(PROBLEM STATEMENT)
Reproduce everything from the start of the listing down to the line containing "temp-panel-label: 5 [592, 374, 600, 390]", with both ends included and each line unchanged.

[Records from a collection]

┌──

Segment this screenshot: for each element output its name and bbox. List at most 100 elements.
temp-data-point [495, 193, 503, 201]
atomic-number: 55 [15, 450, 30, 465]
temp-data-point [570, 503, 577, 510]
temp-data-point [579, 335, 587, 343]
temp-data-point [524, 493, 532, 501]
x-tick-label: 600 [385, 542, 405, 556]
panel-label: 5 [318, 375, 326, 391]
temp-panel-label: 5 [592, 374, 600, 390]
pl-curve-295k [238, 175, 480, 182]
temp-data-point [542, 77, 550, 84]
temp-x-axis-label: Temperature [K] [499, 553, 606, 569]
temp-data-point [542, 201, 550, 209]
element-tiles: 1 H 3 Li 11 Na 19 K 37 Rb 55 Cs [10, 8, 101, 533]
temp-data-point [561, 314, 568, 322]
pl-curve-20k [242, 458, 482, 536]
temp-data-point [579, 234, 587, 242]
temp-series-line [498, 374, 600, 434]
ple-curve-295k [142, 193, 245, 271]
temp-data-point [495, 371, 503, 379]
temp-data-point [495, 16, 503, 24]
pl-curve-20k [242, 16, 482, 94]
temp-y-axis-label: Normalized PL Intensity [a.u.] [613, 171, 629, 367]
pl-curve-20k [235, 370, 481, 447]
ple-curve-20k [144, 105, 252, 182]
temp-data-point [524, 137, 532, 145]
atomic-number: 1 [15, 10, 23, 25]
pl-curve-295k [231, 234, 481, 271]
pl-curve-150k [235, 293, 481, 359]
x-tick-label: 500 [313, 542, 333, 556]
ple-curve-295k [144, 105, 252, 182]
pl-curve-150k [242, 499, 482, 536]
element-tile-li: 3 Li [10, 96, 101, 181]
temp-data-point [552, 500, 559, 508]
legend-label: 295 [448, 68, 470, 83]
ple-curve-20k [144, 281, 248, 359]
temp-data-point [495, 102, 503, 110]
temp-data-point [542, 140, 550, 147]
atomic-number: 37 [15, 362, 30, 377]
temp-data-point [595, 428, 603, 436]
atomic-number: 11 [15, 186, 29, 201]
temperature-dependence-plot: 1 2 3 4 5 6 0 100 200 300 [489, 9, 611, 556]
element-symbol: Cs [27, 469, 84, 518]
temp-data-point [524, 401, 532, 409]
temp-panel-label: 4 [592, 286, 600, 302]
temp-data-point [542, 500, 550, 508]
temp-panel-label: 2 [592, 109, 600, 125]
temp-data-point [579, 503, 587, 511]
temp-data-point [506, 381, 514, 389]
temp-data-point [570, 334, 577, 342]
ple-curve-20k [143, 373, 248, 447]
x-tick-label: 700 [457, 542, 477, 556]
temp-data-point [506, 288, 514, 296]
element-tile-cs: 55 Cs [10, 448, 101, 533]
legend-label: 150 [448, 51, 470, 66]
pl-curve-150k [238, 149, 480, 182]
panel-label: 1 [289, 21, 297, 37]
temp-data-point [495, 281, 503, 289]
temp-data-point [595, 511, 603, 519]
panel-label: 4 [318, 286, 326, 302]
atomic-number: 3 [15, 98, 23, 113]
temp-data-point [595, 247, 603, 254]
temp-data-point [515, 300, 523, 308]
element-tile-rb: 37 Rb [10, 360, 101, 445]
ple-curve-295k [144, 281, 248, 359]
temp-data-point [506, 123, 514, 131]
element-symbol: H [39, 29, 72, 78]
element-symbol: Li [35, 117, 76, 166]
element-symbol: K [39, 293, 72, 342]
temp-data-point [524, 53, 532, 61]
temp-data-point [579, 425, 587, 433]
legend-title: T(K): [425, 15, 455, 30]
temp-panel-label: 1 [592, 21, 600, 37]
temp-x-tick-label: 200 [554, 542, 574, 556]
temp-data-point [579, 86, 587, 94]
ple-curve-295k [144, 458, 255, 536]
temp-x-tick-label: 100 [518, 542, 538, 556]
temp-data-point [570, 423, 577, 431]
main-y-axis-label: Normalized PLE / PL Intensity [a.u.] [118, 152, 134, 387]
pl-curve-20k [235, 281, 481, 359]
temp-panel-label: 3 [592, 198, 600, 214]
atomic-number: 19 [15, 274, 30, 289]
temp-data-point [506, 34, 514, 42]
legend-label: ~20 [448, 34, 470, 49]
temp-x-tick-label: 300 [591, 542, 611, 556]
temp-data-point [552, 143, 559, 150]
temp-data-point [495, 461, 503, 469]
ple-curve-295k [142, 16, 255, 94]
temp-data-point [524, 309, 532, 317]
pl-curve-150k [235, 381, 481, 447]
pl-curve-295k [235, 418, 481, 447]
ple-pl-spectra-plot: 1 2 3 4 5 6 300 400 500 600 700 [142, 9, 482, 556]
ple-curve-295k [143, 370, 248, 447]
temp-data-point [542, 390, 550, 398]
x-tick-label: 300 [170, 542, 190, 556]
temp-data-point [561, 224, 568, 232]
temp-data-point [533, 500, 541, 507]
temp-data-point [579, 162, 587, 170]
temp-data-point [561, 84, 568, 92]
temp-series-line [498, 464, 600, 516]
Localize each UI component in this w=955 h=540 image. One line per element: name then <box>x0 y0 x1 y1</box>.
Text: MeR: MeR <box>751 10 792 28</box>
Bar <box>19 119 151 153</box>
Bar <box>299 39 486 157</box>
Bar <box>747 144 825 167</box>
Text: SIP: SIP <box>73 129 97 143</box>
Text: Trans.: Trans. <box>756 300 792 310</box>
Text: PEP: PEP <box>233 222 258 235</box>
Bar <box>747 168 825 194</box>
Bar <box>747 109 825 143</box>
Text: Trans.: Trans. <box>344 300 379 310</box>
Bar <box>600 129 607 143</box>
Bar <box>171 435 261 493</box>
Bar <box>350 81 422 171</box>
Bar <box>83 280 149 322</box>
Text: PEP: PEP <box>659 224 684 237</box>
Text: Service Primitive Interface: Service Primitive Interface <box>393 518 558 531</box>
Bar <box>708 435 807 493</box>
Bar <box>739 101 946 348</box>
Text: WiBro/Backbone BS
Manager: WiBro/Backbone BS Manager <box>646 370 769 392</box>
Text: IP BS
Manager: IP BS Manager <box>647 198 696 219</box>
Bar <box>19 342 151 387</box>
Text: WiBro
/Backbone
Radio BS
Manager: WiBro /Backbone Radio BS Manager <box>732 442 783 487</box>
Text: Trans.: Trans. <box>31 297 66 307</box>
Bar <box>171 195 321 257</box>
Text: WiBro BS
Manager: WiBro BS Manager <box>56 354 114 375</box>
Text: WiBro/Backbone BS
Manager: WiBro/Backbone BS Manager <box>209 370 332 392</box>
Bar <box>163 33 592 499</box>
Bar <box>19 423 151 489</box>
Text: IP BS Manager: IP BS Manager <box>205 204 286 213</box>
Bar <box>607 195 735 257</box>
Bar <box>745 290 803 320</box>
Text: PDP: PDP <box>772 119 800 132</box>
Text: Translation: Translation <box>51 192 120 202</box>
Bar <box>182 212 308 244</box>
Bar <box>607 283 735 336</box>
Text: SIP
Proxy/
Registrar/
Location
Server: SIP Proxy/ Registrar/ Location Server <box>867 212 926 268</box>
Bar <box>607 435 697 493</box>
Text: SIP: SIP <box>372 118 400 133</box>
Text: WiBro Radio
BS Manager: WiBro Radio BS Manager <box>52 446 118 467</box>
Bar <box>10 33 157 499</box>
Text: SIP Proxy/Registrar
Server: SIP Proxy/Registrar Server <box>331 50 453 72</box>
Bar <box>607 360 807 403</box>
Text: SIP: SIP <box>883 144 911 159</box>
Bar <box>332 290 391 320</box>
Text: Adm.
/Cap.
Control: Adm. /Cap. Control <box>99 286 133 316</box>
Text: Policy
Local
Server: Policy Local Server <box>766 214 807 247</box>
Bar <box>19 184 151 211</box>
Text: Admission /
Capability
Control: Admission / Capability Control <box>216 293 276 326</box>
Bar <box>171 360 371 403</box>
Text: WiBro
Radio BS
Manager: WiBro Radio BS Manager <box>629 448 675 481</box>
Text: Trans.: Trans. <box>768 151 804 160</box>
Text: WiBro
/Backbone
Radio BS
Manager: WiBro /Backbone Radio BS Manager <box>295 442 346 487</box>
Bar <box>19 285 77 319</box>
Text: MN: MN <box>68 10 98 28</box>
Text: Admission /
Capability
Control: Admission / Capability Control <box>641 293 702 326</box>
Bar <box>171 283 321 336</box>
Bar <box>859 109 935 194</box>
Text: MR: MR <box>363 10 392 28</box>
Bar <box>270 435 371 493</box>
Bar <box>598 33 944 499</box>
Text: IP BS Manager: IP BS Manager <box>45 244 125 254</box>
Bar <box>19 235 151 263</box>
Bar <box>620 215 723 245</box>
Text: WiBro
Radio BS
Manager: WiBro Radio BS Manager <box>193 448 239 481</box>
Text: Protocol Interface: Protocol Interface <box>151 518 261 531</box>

└──

(RESPONSE TO THIS EXERCISE)
Segment this screenshot: for each element output its name and bbox. List at most 100 elements.
temp-data-point [495, 193, 503, 201]
atomic-number: 55 [15, 450, 30, 465]
temp-data-point [570, 503, 577, 510]
temp-data-point [579, 335, 587, 343]
temp-data-point [524, 493, 532, 501]
x-tick-label: 600 [385, 542, 405, 556]
panel-label: 5 [318, 375, 326, 391]
temp-panel-label: 5 [592, 374, 600, 390]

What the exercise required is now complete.